• [READING PASSAGE]
..............................

 
 Working families, suffering from economic stagnation and deflation, are also saving less. That is what Mrs. Kitamura, who works part time in a bank, has been forced to do. The salary of her husband, a Tokyo city employee, has been cut, something previously unheard of. With home loan payments piling up and a third child in school, "our savings are down to zero," she said.
 
 To cut corners, the Kitamuras have given up on eating out and pack lunch boxes to take to work. Like other Japanese, they are spending less on cars, homes and other big-ticket items. A higher percentage of income now goes to ordinary things like food, clothing and education.
 
 "People are hanging on, not letting their hair down," Chris Walker, an economist at Credit Suisse First Boston in Tokyo, said, referring to the declining savings rate. "If things continue as they are, Japan will subside toward a middle-income country."
 
 Mr. Walker's pessimism stems from Japan's national debt, which is 150 percent of gross national product, highest among the major industrialized nations. Though the government can issue bonds indefinitely, sooner or later it has to pay them back. Assuming the economy grows at 1.5 percent a year over the next decade, as the government expects, lawmakers will have to raise taxes, commandeering even more of the country's savings.
 
 That process is already under way. In April, the government raised the portion of medical costs salaried workers have to pay, to 30 percent from 20 percent. On a recent visit to have his ears checked, Mr. Kaiyama discovered that the cost of his medicine had increased by 50 percent. Worse, the government's new tax formulas will substantially reduce Mr. Kaiyama's annual bonus — worth five months' pay to the typical Japanese workers.

..............................

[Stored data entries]
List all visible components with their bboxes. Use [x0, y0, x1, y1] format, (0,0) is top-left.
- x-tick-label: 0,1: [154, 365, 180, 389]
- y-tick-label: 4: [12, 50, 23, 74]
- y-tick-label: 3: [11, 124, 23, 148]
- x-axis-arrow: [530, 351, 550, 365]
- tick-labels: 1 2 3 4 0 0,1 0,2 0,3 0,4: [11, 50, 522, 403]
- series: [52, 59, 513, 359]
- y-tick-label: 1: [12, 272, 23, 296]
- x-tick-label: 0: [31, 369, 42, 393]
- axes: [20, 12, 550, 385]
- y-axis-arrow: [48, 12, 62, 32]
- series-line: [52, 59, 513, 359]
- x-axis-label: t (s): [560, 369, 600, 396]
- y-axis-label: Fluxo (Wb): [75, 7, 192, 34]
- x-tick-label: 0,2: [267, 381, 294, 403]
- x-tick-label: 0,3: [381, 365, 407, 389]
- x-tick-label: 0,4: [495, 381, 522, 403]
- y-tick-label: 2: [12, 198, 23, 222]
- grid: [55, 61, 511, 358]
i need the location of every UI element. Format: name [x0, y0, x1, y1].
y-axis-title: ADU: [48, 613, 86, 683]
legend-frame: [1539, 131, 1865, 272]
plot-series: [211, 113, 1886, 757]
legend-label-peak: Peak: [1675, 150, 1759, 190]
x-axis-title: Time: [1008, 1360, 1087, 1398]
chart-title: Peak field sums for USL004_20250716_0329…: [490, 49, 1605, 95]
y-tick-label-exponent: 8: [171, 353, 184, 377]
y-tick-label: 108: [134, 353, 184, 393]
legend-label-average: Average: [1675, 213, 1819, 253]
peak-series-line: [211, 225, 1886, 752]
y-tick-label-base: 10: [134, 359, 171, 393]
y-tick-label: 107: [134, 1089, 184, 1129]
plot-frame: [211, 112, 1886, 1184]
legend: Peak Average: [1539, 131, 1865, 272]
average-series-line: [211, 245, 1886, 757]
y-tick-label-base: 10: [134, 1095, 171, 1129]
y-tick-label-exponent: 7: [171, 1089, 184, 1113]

..............................

Repeat the part of the savings passage between "That process is" and "typical Japanese workers.", inclusive. Work only from the savings passage and leave the lines aside.

That process is already under way. In April, the government raised the portion of medical costs salaried workers have to pay, to 30 percent from 20 percent. On a recent visit to have his ears checked, Mr. Kaiyama discovered that the cost of his medicine had increased by 50 percent. Worse, the government's new tax formulas will substantially reduce Mr. Kaiyama's annual bonus — worth five months' pay to the typical Japanese workers.